▸ **WRITTEN REQUEST**:
Select every line below containing the word "molduras".

▸ **EXERCISE INPUTS**:

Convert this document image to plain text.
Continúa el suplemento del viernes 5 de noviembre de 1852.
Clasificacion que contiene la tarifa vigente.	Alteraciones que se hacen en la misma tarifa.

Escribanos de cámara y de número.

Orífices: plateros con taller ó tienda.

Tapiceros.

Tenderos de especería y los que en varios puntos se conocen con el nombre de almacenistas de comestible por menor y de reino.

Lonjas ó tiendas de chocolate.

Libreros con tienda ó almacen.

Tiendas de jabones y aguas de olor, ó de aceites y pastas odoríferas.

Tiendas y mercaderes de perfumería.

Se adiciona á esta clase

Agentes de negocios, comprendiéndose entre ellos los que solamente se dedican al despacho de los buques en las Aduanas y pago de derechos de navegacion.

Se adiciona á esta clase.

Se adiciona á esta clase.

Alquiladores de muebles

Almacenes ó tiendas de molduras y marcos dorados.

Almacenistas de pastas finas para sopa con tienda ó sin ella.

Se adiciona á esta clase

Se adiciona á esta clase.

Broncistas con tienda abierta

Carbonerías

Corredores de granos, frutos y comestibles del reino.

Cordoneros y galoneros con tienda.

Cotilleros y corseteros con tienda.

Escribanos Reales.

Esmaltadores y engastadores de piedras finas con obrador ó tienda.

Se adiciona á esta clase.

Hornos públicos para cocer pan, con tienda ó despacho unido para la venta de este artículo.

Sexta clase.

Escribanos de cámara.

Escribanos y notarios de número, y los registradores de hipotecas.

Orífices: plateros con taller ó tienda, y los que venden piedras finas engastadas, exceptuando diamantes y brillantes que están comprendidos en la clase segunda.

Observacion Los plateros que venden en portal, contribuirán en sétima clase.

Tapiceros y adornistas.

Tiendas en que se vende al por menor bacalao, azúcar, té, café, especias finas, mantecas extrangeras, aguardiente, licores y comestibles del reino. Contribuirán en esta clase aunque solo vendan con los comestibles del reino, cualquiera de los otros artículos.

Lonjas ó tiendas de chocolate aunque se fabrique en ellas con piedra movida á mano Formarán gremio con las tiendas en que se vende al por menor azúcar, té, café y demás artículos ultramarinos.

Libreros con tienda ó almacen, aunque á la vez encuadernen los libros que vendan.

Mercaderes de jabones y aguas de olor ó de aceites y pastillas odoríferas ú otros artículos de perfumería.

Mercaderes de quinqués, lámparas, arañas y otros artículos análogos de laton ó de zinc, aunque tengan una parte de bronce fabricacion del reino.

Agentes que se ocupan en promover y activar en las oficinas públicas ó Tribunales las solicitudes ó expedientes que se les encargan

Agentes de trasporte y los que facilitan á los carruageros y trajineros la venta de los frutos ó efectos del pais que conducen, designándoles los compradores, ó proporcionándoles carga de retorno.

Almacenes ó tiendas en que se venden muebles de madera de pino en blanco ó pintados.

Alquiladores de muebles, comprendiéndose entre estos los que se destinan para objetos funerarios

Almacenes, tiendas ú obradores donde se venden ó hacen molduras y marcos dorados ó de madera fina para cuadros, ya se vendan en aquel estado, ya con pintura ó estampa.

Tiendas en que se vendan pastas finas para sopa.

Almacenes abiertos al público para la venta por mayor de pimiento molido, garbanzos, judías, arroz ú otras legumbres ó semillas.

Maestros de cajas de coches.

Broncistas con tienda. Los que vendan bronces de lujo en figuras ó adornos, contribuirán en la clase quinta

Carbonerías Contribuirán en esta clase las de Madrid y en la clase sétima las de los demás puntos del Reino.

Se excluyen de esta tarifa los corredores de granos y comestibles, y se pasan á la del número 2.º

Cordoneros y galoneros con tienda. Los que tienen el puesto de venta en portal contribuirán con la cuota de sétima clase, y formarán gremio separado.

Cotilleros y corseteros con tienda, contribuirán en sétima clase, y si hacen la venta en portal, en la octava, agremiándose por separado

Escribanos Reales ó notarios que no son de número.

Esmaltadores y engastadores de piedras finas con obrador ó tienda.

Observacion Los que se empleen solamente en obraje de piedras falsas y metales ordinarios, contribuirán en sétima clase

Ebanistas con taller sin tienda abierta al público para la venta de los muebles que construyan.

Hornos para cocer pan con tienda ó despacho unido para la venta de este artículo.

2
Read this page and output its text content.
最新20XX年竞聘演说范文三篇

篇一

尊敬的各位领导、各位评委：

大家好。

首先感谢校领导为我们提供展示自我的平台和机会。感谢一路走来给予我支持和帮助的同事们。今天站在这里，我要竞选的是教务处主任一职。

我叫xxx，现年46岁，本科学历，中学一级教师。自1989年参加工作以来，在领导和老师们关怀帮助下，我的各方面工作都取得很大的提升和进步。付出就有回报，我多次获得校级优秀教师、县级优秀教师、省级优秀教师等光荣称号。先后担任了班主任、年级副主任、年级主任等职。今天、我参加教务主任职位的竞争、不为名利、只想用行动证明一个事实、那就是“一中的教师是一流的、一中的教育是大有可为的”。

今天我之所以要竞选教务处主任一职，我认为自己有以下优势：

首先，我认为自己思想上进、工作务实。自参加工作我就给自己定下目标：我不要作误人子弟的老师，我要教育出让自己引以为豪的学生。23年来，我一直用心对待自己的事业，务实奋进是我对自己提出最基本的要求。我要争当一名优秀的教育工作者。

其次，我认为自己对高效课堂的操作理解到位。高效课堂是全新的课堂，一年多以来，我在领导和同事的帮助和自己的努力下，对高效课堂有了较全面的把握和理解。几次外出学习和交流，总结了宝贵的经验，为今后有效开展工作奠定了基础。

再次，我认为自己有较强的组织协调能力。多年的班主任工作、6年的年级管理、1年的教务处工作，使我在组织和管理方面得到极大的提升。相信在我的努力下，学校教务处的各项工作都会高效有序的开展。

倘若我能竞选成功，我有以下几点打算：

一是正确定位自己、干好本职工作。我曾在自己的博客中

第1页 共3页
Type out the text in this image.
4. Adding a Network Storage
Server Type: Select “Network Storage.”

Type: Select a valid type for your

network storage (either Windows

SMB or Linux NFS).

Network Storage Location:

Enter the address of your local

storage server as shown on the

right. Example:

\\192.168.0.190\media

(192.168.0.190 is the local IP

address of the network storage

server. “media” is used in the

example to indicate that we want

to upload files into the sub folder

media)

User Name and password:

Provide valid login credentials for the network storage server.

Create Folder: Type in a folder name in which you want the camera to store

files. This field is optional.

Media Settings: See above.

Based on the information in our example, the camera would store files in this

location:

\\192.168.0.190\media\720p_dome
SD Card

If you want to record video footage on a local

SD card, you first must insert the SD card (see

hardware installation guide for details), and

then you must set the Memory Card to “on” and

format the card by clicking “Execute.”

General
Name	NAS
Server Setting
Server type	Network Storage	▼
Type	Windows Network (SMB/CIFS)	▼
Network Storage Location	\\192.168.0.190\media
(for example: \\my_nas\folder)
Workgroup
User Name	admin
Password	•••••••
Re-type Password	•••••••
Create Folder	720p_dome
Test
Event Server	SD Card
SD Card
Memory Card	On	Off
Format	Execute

▸ **THE RESPONSE**:
Almacenes ó tiendas de molduras y marcos dorados.
Almacenes, tiendas ú obradores donde se venden ó hacen molduras y marcos dorados ó de madera fina para cuadros, ya se vendan en aquel estado, ya con pintura ó estampa.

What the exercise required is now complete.